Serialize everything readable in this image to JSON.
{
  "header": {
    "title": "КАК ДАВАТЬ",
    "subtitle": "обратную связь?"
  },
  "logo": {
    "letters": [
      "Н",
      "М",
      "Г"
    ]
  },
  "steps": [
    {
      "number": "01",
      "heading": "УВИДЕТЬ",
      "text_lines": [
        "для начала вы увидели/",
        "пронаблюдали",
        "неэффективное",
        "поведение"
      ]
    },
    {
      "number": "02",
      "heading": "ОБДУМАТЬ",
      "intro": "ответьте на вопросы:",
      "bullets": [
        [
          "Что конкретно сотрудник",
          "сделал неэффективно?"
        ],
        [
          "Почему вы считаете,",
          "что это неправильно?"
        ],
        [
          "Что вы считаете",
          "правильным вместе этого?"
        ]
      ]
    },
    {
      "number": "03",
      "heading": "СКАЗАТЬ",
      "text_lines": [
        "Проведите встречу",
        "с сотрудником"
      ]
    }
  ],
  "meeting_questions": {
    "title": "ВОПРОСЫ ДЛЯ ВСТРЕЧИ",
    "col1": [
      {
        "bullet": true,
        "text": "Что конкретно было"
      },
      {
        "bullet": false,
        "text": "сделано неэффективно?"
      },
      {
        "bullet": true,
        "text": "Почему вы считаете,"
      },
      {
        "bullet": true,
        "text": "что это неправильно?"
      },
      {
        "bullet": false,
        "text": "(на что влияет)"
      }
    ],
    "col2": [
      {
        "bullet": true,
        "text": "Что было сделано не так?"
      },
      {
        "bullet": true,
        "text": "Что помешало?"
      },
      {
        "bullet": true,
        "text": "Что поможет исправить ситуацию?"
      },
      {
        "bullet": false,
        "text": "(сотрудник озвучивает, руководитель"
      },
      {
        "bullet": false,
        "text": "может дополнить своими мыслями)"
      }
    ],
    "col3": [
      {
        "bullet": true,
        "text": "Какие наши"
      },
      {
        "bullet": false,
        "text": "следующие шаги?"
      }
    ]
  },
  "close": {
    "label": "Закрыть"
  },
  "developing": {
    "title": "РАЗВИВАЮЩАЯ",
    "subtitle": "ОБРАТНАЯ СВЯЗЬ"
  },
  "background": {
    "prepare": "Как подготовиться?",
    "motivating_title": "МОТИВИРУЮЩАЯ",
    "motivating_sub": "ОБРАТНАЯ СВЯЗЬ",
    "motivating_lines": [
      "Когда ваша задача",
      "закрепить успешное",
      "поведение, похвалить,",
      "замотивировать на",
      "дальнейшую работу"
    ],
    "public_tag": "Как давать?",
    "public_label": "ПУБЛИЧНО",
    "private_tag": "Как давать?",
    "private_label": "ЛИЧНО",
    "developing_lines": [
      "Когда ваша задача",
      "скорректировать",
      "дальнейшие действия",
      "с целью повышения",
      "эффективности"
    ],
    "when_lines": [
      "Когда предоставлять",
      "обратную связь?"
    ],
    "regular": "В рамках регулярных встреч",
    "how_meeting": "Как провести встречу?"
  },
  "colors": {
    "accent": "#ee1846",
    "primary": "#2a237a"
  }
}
════
Tally the lines containing "было". Provide the number without any other words.

- **Output of the exercise**: 2